Available records:
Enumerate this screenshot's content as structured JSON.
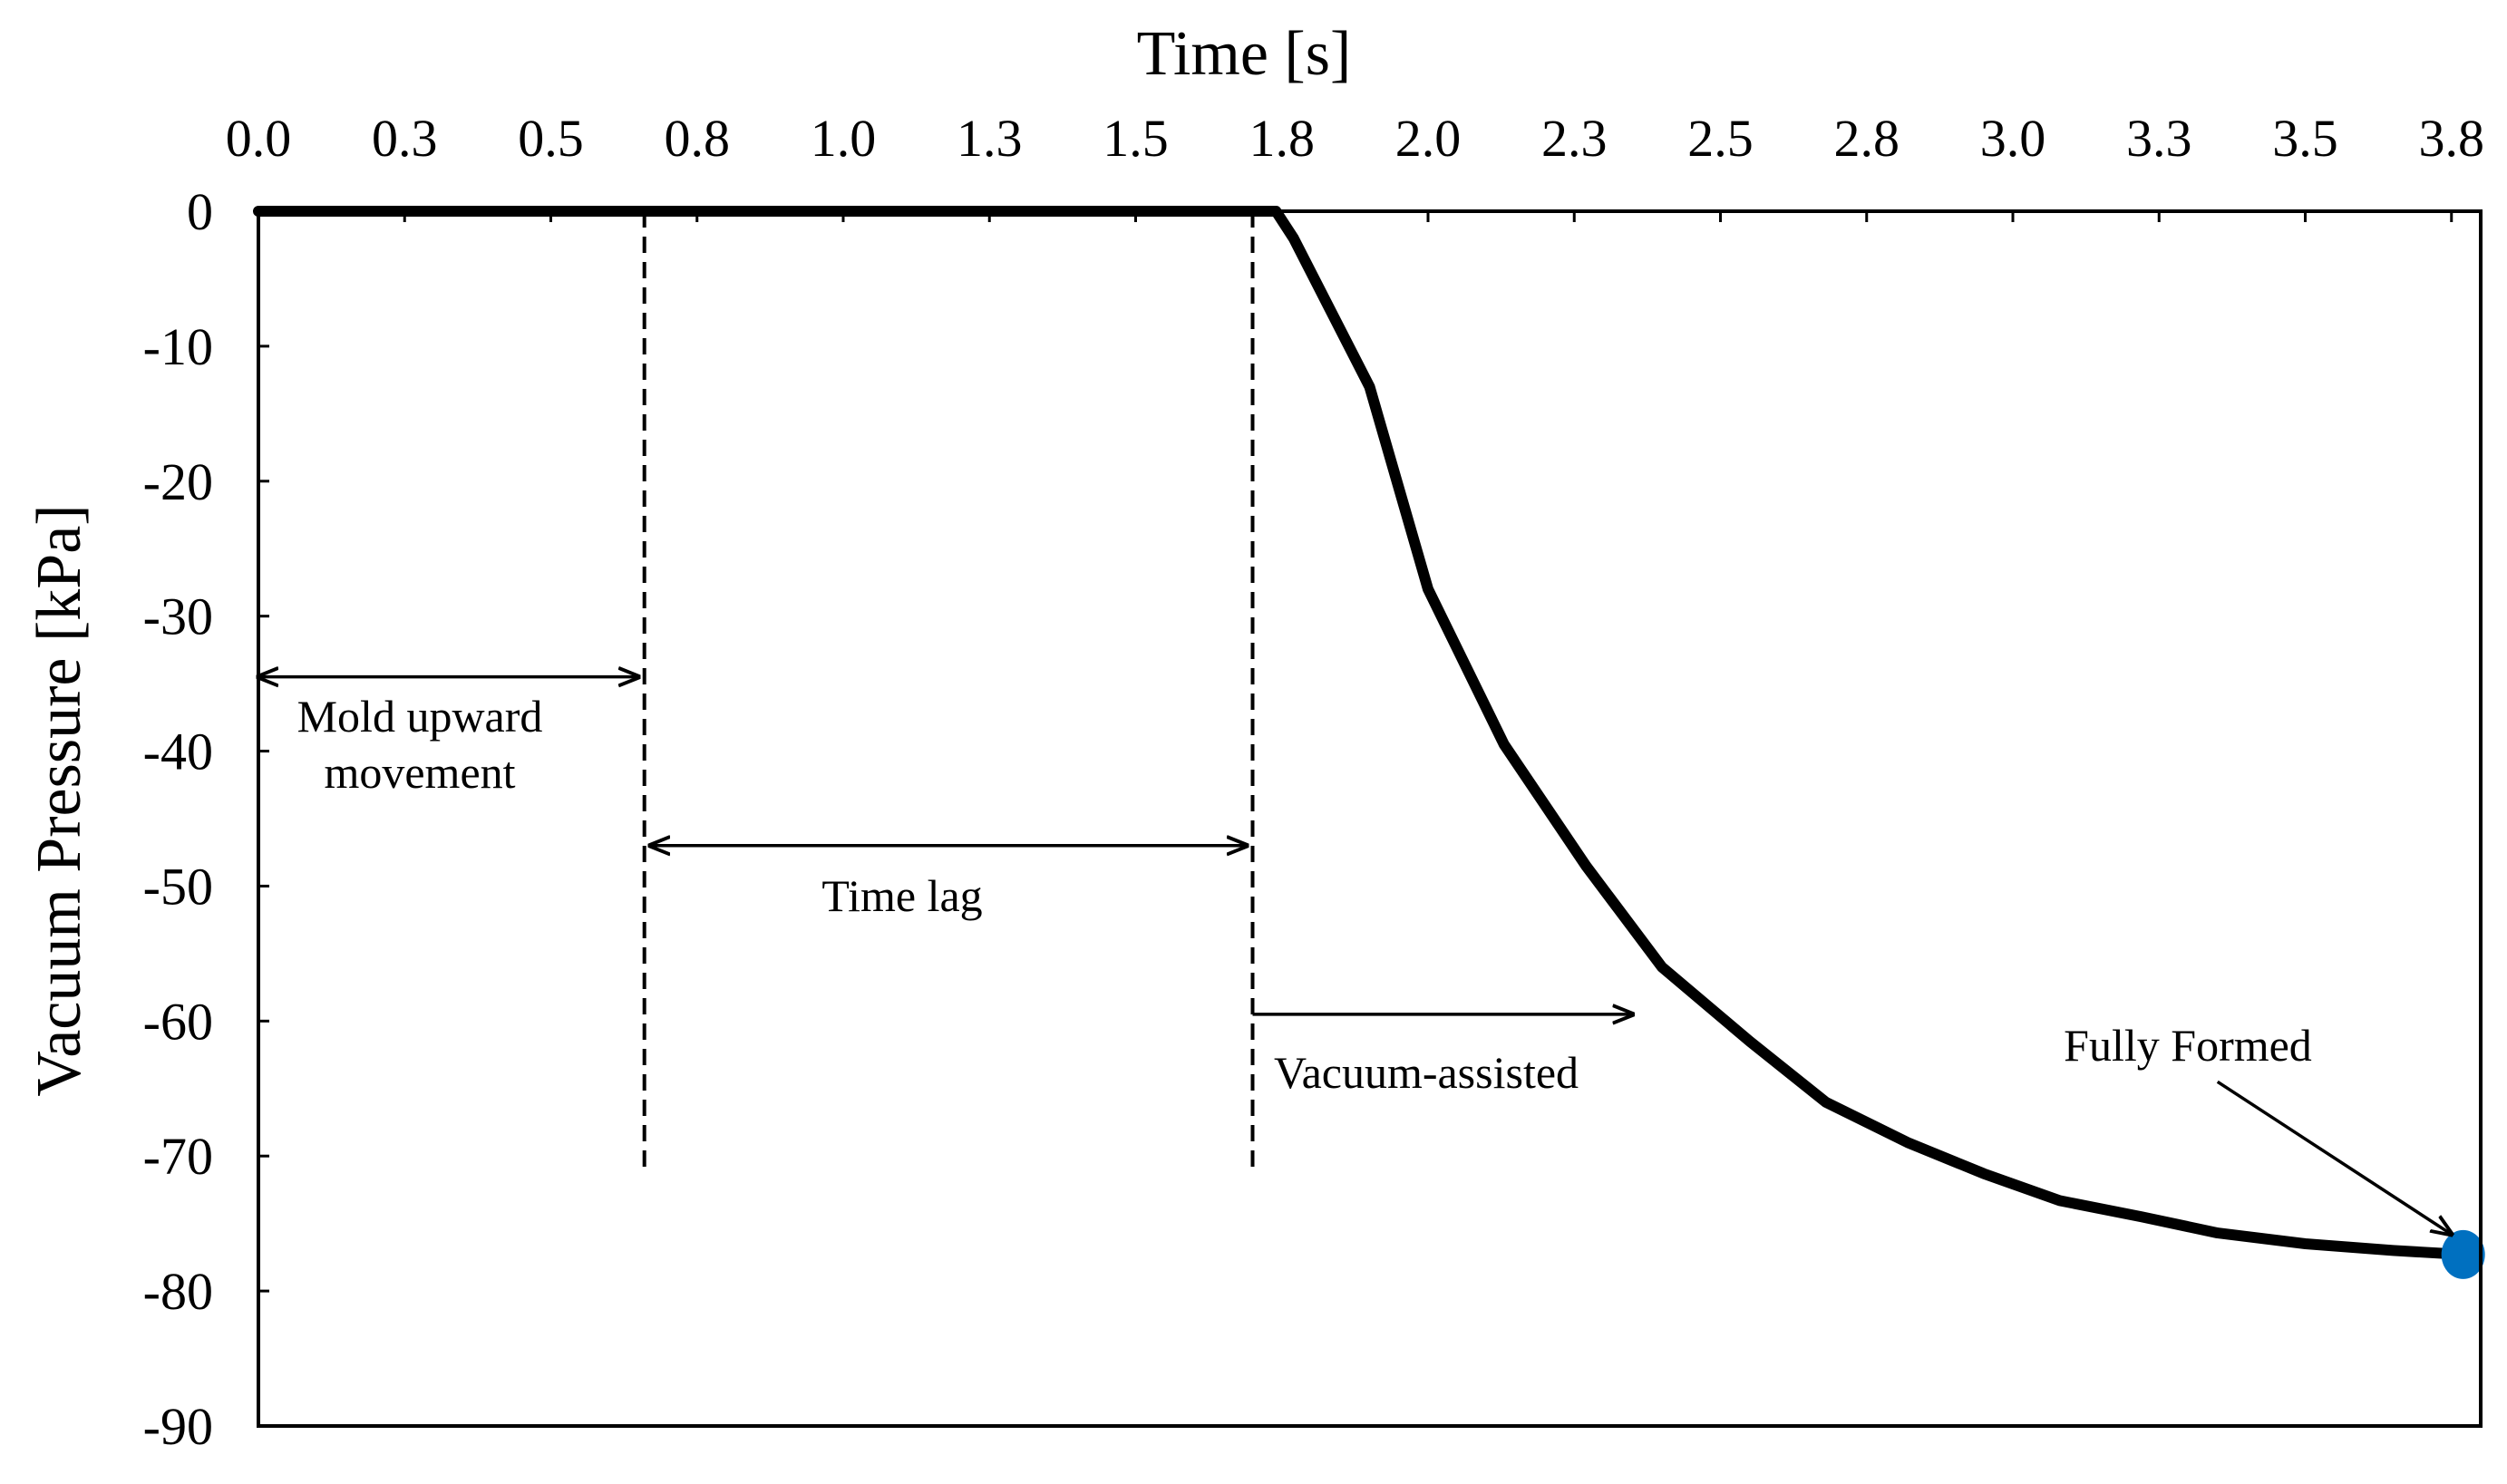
{
  "chart_data": {
    "type": "line",
    "title": "",
    "xlabel": "Time [s]",
    "ylabel": "Vacuum Pressure [kPa]",
    "xlim": [
      0,
      3.8
    ],
    "ylim": [
      -90,
      0
    ],
    "x_axis_position": "top",
    "x_ticks": [
      0,
      0.25,
      0.5,
      0.75,
      1.0,
      1.25,
      1.5,
      1.75,
      2.0,
      2.25,
      2.5,
      2.75,
      3.0,
      3.25,
      3.5,
      3.75
    ],
    "x_tick_labels": [
      "0.0",
      "0.3",
      "0.5",
      "0.8",
      "1.0",
      "1.3",
      "1.5",
      "1.8",
      "2.0",
      "2.3",
      "2.5",
      "2.8",
      "3.0",
      "3.3",
      "3.5",
      "3.8"
    ],
    "y_ticks": [
      0,
      -10,
      -20,
      -30,
      -40,
      -50,
      -60,
      -70,
      -80,
      -90
    ],
    "y_tick_labels": [
      "0",
      "-10",
      "-20",
      "-30",
      "-40",
      "-50",
      "-60",
      "-70",
      "-80",
      "-90"
    ],
    "grid": false,
    "legend": "none",
    "series": [
      {
        "color": "#000000",
        "x": [
          0.0,
          0.5,
          1.0,
          1.5,
          1.74,
          1.77,
          1.9,
          2.0,
          2.13,
          2.27,
          2.4,
          2.55,
          2.68,
          2.82,
          2.95,
          3.08,
          3.22,
          3.35,
          3.5,
          3.65,
          3.77
        ],
        "y": [
          0,
          0,
          0,
          0,
          0,
          -2,
          -13,
          -28,
          -39.5,
          -48.5,
          -56,
          -61.5,
          -66,
          -69,
          -71.3,
          -73.3,
          -74.5,
          -75.7,
          -76.5,
          -77,
          -77.3
        ]
      }
    ],
    "markers": [
      {
        "x": 3.77,
        "y": -77.3,
        "color": "#0070C0",
        "label": "Fully Formed"
      }
    ],
    "vlines": [
      {
        "x": 0.66,
        "ymin": -71,
        "ymax": 0,
        "style": "dashed"
      },
      {
        "x": 1.7,
        "ymin": -71,
        "ymax": 0,
        "style": "dashed"
      }
    ],
    "annotations": [
      {
        "id": "mold",
        "lines": [
          "Mold upward",
          "movement"
        ],
        "arrow_from": [
          0.0,
          -34.5
        ],
        "arrow_to": [
          0.65,
          -34.5
        ],
        "double_headed": true
      },
      {
        "id": "timelag",
        "lines": [
          "Time lag"
        ],
        "arrow_from": [
          0.67,
          -47
        ],
        "arrow_to": [
          1.69,
          -47
        ],
        "double_headed": true
      },
      {
        "id": "vacuum",
        "lines": [
          "Vacuum-assisted"
        ],
        "arrow_from": [
          1.7,
          -59.5
        ],
        "arrow_to": [
          2.35,
          -59.5
        ],
        "double_headed": false
      },
      {
        "id": "fully",
        "lines": [
          "Fully Formed"
        ],
        "arrow_from": [
          3.35,
          -64.5
        ],
        "arrow_to": [
          3.75,
          -75.8
        ],
        "double_headed": false
      }
    ]
  }
}
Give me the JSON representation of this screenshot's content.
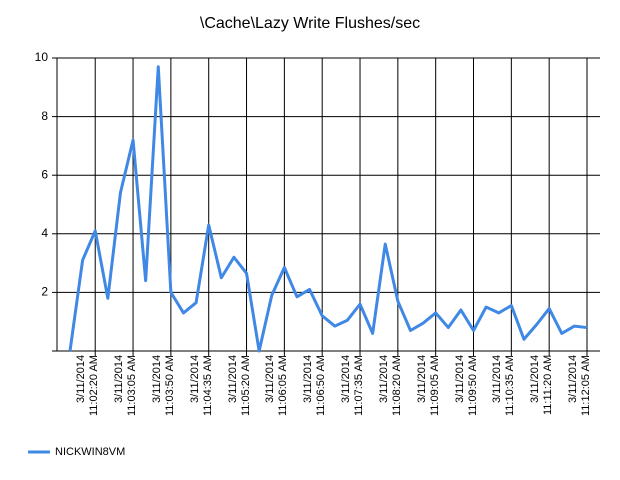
{
  "chart_data": {
    "type": "line",
    "title": "\\Cache\\Lazy Write Flushes/sec",
    "categories": [
      null,
      null,
      "3/11/2014\n11:02:20 AM",
      null,
      null,
      "3/11/2014\n11:03:05 AM",
      null,
      null,
      "3/11/2014\n11:03:50 AM",
      null,
      null,
      "3/11/2014\n11:04:35 AM",
      null,
      null,
      "3/11/2014\n11:05:20 AM",
      null,
      null,
      "3/11/2014\n11:06:05 AM",
      null,
      null,
      "3/11/2014\n11:06:50 AM",
      null,
      null,
      "3/11/2014\n11:07:35 AM",
      null,
      null,
      "3/11/2014\n11:08:20 AM",
      null,
      null,
      "3/11/2014\n11:09:05 AM",
      null,
      null,
      "3/11/2014\n11:09:50 AM",
      null,
      null,
      "3/11/2014\n11:10:35 AM",
      null,
      null,
      "3/11/2014\n11:11:20 AM",
      null,
      null,
      "3/11/2014\n11:12:05 AM"
    ],
    "series": [
      {
        "name": "NICKWIN8VM",
        "color": "#3f88e5",
        "values": [
          0,
          3.1,
          4.1,
          1.8,
          5.4,
          7.2,
          2.4,
          9.7,
          2.0,
          1.3,
          1.65,
          4.3,
          2.5,
          3.2,
          2.65,
          0,
          1.9,
          2.85,
          1.85,
          2.1,
          1.2,
          0.85,
          1.05,
          1.6,
          0.6,
          3.65,
          1.7,
          0.7,
          0.95,
          1.3,
          0.8,
          1.4,
          0.7,
          1.5,
          1.3,
          1.55,
          0.4,
          0.9,
          1.45,
          0.6,
          0.85,
          0.8
        ]
      }
    ],
    "ylim": [
      0,
      10
    ],
    "yticks": [
      2,
      4,
      6,
      8,
      10
    ],
    "grid": true,
    "legend": "bottom-left"
  }
}
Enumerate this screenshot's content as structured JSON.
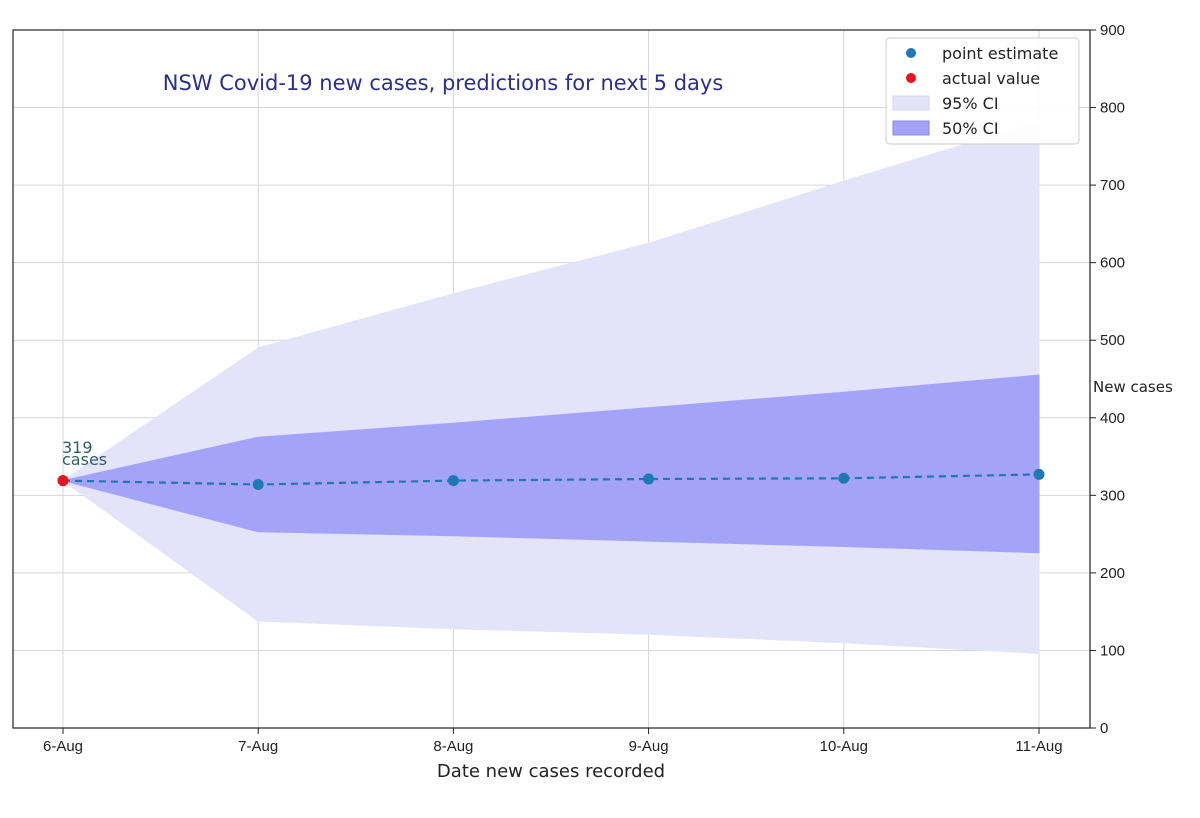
{
  "chart_data": {
    "type": "line",
    "title": "NSW Covid-19 new cases, predictions for next 5 days",
    "xlabel": "Date new cases recorded",
    "ylabel": "New cases",
    "categories": [
      "6-Aug",
      "7-Aug",
      "8-Aug",
      "9-Aug",
      "10-Aug",
      "11-Aug"
    ],
    "ylim": [
      0,
      900
    ],
    "yticks": [
      0,
      100,
      200,
      300,
      400,
      500,
      600,
      700,
      800,
      900
    ],
    "y_axis_side": "right",
    "grid": true,
    "legend_position": "top-right",
    "series": [
      {
        "name": "point estimate",
        "kind": "line-points",
        "values": [
          319,
          314,
          319,
          321,
          322,
          327
        ],
        "color": "#1f77b4"
      },
      {
        "name": "actual value",
        "kind": "point",
        "index": 0,
        "value": 319,
        "color": "#e8141e"
      },
      {
        "name": "95% CI",
        "kind": "band",
        "lower": [
          319,
          138,
          128,
          121,
          110,
          96
        ],
        "upper": [
          319,
          490,
          560,
          625,
          705,
          782
        ],
        "color": "#e3e3fa"
      },
      {
        "name": "50% CI",
        "kind": "band",
        "lower": [
          319,
          253,
          248,
          241,
          234,
          226
        ],
        "upper": [
          319,
          375,
          393,
          413,
          433,
          455
        ],
        "color": "#a3a3fa"
      }
    ],
    "annotations": [
      {
        "index": 0,
        "line1": "319",
        "line2": "cases"
      }
    ]
  }
}
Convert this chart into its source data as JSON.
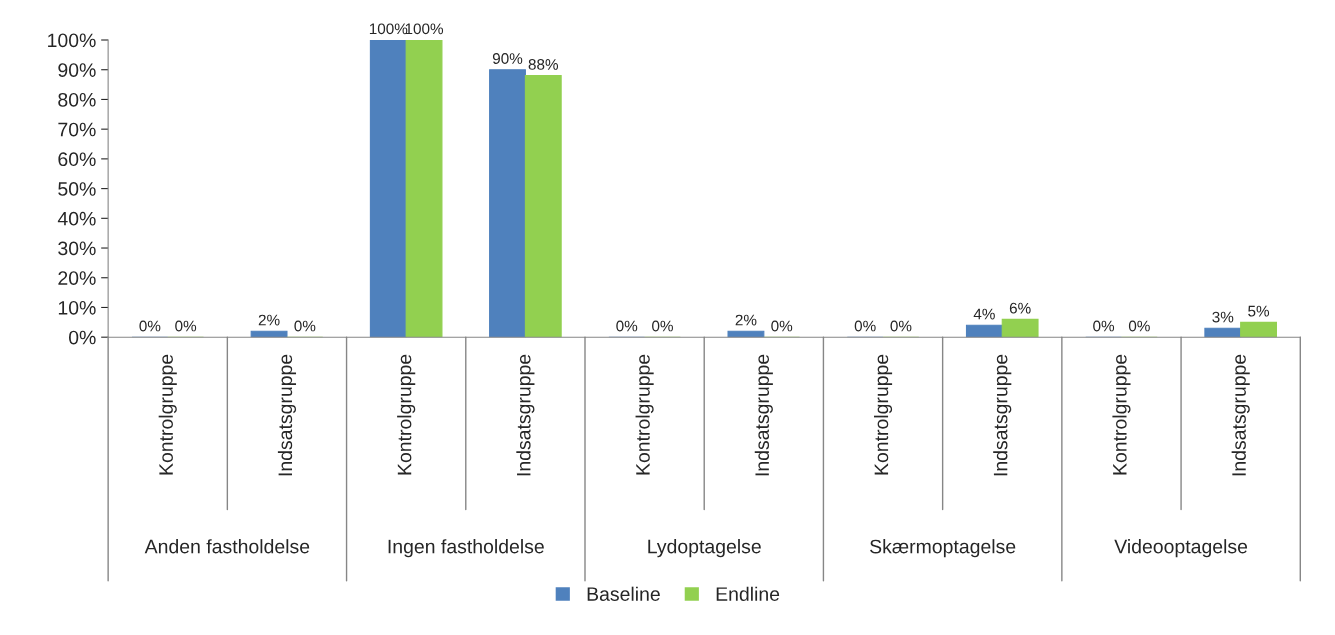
{
  "chart_data": {
    "type": "bar",
    "categories": [
      "Kontrolgruppe",
      "Indsatsgruppe",
      "Kontrolgruppe",
      "Indsatsgruppe",
      "Kontrolgruppe",
      "Indsatsgruppe",
      "Kontrolgruppe",
      "Indsatsgruppe",
      "Kontrolgruppe",
      "Indsatsgruppe"
    ],
    "series": [
      {
        "name": "Baseline",
        "color": "#4f81bd",
        "values": [
          0,
          2,
          100,
          90,
          0,
          2,
          0,
          4,
          0,
          3
        ],
        "value_labels": [
          "0%",
          "2%",
          "100%",
          "90%",
          "0%",
          "2%",
          "0%",
          "4%",
          "0%",
          "3%"
        ]
      },
      {
        "name": "Endline",
        "color": "#92d050",
        "values": [
          0,
          0,
          100,
          88,
          0,
          0,
          0,
          6,
          0,
          5
        ],
        "value_labels": [
          "0%",
          "0%",
          "100%",
          "88%",
          "0%",
          "0%",
          "0%",
          "6%",
          "0%",
          "5%"
        ]
      }
    ],
    "annotations": [
      "Anden fastholdelse",
      "Ingen fastholdelse",
      "Lydoptagelse",
      "Skærmoptagelse",
      "Videooptagelse"
    ],
    "ylim": [
      0,
      100
    ],
    "yticks": [
      {
        "value": 0,
        "label": "0%"
      },
      {
        "value": 10,
        "label": "10%"
      },
      {
        "value": 20,
        "label": "20%"
      },
      {
        "value": 30,
        "label": "30%"
      },
      {
        "value": 40,
        "label": "40%"
      },
      {
        "value": 50,
        "label": "50%"
      },
      {
        "value": 60,
        "label": "60%"
      },
      {
        "value": 70,
        "label": "70%"
      },
      {
        "value": 80,
        "label": "80%"
      },
      {
        "value": 90,
        "label": "90%"
      },
      {
        "value": 100,
        "label": "100%"
      }
    ],
    "grid": false,
    "legend": "bottom"
  }
}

Problem description: In the material above, find each line that contains the word "ylabel", and select it.

Final result:
    "ylabel": "Vacuum Pressure [kPa]",
    "ylabel": "New cases",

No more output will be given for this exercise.